══ Available records ══

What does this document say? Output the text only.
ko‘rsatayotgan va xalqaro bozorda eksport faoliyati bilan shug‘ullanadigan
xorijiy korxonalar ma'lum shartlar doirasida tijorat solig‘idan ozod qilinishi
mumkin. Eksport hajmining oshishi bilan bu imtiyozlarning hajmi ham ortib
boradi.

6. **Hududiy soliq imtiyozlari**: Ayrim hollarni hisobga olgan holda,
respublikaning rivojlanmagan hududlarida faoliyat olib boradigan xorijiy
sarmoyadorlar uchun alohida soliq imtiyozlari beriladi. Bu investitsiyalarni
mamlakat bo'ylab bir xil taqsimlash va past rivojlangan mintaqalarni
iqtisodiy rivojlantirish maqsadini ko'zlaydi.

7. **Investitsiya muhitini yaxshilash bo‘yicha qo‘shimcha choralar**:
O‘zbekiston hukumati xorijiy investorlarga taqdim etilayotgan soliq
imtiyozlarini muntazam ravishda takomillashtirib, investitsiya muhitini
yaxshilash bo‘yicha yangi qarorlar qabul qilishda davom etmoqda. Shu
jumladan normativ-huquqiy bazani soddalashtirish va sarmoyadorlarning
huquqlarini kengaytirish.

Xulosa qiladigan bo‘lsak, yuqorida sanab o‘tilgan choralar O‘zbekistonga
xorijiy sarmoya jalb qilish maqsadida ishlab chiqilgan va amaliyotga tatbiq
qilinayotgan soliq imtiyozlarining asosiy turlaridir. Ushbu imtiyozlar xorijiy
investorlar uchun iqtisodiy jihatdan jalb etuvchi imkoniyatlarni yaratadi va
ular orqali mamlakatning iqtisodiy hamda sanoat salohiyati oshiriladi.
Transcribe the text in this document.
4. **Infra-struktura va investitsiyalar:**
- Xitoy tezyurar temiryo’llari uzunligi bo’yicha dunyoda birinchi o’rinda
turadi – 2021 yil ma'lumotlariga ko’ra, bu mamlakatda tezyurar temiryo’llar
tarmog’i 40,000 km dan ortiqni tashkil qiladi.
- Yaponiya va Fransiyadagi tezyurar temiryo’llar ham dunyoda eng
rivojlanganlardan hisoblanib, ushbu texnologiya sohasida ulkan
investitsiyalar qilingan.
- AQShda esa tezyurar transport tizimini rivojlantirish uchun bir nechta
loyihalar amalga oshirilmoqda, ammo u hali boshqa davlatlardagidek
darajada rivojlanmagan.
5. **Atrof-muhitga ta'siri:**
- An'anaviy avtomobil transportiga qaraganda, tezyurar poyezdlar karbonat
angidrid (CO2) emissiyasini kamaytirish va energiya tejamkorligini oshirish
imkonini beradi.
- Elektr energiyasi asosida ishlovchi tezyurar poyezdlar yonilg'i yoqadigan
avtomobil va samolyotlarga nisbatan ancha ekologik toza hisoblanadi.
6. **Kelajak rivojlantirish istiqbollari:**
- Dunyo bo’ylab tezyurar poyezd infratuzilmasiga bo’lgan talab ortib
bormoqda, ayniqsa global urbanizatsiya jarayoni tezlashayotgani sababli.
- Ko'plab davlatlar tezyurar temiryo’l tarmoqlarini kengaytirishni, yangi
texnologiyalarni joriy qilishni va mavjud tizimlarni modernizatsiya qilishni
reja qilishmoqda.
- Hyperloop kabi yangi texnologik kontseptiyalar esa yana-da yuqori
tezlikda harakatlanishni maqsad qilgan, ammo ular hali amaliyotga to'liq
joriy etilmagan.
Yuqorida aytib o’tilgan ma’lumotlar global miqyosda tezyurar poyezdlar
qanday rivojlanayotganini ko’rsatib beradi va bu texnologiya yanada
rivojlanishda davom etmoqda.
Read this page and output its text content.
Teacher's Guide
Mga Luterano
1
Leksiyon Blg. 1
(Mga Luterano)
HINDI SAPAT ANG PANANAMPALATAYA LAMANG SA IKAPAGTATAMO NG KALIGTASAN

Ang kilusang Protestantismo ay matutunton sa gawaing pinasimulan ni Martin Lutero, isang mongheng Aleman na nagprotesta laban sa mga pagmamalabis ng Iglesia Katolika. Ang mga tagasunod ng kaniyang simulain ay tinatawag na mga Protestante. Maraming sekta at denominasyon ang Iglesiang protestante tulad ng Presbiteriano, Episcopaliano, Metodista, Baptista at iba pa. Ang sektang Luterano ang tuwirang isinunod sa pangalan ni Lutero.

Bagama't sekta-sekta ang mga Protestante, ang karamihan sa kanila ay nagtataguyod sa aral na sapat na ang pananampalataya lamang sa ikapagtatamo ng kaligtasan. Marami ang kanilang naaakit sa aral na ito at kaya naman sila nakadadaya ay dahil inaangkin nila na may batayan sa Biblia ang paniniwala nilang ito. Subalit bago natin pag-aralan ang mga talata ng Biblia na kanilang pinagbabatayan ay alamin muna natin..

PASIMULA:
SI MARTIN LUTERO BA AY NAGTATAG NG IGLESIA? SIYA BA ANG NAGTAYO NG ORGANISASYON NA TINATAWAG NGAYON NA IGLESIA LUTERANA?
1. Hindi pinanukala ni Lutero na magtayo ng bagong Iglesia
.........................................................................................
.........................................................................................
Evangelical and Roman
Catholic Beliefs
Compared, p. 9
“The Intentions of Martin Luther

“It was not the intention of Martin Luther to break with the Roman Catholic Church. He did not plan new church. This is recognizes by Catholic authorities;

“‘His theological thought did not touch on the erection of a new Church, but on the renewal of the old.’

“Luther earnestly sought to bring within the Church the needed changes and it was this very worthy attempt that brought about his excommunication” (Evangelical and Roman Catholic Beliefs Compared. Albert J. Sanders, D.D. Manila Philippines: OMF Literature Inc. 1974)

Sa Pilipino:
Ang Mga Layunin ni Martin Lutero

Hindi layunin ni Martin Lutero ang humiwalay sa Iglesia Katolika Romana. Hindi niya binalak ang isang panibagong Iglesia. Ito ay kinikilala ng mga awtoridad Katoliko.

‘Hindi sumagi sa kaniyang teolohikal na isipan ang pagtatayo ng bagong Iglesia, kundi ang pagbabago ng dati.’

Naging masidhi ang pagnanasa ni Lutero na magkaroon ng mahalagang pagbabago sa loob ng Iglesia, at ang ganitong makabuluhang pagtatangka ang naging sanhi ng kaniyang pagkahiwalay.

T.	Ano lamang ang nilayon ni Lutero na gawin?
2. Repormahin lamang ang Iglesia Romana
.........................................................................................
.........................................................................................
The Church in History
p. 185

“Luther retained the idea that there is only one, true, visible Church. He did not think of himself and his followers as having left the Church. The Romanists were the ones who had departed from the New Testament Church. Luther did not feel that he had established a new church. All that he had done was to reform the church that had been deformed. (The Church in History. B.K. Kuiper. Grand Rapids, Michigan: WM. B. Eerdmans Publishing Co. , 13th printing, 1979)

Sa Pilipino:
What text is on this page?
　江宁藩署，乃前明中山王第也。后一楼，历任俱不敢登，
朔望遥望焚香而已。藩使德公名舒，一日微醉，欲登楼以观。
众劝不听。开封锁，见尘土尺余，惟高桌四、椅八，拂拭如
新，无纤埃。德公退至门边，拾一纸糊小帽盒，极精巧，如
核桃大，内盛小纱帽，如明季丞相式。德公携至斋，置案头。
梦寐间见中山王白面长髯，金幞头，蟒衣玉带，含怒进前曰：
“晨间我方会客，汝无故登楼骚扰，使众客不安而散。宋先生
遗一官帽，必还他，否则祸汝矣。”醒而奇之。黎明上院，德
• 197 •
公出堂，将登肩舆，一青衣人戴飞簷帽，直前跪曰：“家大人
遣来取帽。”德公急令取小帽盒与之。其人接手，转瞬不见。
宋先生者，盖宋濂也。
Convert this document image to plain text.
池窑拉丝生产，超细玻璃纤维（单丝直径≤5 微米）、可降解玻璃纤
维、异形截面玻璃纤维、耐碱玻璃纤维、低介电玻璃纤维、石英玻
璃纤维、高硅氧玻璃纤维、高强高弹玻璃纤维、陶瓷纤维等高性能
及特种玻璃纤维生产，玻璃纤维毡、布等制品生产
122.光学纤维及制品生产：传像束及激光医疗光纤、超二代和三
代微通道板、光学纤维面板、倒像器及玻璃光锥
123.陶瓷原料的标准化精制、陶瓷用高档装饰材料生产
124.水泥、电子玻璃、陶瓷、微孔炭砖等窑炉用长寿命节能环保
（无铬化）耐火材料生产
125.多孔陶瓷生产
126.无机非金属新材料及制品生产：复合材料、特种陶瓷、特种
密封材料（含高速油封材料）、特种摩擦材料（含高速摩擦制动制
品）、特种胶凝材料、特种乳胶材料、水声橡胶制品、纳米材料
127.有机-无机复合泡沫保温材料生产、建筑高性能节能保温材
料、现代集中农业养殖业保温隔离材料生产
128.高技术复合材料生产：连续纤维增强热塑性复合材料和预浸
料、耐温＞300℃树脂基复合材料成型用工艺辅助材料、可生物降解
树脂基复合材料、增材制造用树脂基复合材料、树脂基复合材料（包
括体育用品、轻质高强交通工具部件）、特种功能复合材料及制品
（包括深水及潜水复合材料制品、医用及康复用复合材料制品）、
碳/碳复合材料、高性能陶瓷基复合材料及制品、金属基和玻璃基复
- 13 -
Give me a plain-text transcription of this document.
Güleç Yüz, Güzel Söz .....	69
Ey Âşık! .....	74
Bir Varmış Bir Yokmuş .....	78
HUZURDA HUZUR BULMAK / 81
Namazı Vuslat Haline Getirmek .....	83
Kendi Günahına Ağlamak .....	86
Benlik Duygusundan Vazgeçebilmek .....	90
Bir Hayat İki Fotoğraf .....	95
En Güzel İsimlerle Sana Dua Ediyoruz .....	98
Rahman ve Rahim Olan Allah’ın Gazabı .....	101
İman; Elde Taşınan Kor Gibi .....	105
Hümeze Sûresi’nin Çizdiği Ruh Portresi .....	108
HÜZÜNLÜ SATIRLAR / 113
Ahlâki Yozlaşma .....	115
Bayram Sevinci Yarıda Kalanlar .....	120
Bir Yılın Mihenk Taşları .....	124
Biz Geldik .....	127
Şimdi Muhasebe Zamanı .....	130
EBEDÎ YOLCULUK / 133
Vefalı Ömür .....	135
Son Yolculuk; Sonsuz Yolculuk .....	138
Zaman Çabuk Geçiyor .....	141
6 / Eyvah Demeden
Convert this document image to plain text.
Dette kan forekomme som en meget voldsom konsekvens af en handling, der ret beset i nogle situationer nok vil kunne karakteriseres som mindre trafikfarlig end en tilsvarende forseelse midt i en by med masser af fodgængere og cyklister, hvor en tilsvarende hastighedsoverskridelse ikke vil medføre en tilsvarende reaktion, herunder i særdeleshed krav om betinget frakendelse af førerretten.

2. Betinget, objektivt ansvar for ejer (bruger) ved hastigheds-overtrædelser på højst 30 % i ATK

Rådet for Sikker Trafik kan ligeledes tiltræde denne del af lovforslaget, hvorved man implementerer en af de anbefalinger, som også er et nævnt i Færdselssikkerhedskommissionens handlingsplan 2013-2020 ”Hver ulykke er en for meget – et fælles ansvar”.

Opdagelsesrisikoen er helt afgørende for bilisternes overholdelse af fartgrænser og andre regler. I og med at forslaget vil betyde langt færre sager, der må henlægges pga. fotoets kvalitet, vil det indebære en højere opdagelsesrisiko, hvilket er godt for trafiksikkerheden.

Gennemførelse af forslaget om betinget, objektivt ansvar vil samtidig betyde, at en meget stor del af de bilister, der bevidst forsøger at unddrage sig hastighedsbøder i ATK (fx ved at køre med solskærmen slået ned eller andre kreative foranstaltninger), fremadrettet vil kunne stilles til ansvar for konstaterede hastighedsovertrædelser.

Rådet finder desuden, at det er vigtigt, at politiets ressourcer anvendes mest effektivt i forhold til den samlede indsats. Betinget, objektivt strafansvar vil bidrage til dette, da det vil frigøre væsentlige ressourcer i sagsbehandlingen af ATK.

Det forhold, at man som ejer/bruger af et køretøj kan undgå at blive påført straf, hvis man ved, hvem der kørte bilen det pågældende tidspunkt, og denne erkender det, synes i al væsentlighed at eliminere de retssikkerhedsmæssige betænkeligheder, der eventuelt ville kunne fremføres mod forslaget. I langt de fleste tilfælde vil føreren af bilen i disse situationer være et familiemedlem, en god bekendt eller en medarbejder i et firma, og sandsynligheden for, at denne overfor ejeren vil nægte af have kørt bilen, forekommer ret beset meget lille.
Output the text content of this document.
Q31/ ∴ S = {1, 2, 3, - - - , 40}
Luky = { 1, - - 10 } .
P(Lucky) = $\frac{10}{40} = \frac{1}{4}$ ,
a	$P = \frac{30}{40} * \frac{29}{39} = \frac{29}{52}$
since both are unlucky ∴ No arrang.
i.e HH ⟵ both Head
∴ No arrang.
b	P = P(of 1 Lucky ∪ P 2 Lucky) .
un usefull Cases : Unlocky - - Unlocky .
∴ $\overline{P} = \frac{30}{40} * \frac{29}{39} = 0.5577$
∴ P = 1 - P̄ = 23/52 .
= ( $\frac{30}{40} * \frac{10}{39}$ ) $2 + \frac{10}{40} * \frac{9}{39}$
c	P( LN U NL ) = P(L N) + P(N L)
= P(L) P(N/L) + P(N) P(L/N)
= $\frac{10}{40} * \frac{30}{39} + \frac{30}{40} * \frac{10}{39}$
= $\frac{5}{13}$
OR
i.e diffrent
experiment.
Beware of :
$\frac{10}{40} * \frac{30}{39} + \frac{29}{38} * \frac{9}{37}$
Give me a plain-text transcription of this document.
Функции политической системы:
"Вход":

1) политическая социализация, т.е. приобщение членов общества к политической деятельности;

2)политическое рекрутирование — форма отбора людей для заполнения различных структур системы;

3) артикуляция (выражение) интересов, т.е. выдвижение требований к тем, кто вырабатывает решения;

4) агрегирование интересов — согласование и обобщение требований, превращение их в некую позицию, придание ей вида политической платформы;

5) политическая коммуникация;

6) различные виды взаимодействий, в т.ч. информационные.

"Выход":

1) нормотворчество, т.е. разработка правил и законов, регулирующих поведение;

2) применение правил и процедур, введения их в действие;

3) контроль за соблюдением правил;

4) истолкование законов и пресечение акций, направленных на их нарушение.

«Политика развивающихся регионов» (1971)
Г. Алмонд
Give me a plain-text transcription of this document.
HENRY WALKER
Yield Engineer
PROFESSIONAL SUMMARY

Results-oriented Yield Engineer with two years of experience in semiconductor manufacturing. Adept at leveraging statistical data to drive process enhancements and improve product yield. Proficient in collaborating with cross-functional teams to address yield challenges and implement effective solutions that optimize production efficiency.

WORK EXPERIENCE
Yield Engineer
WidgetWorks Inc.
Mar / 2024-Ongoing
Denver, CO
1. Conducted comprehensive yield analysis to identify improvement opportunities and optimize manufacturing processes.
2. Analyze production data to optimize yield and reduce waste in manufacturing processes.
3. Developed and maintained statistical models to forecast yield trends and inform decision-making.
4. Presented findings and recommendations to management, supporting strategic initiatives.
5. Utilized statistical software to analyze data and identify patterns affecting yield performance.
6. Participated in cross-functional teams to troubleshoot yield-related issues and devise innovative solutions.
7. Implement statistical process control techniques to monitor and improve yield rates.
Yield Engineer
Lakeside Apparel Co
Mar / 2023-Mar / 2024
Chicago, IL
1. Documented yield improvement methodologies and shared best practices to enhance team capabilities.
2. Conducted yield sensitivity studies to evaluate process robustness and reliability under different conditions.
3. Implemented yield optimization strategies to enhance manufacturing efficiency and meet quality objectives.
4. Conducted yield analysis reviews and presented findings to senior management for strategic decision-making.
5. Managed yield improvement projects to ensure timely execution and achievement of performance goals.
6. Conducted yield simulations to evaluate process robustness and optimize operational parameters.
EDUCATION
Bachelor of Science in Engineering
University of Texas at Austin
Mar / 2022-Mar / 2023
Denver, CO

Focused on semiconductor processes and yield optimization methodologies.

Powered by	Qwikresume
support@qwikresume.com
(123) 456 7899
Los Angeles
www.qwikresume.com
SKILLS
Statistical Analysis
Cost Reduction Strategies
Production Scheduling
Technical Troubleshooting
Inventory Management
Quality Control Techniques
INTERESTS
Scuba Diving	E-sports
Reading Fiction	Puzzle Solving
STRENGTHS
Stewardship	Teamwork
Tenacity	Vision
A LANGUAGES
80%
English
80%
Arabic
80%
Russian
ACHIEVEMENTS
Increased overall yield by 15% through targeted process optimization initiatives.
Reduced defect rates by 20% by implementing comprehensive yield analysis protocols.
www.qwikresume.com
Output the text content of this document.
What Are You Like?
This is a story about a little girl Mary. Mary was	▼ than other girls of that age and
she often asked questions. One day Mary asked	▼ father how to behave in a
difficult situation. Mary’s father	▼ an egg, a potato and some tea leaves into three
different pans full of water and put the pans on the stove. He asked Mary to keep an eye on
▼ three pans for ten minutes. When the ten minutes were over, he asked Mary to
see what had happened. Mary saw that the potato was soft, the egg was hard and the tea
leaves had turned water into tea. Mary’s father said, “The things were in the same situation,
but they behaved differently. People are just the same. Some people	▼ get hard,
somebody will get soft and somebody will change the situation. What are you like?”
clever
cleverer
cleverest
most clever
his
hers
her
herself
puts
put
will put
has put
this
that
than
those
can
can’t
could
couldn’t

═══

Show the lines of the data that hold the word "dunyoda".

- Xitoy tezyurar temiryo’llari uzunligi bo’yicha dunyoda birinchi o’rinda
- Yaponiya va Fransiyadagi tezyurar temiryo’llar ham dunyoda eng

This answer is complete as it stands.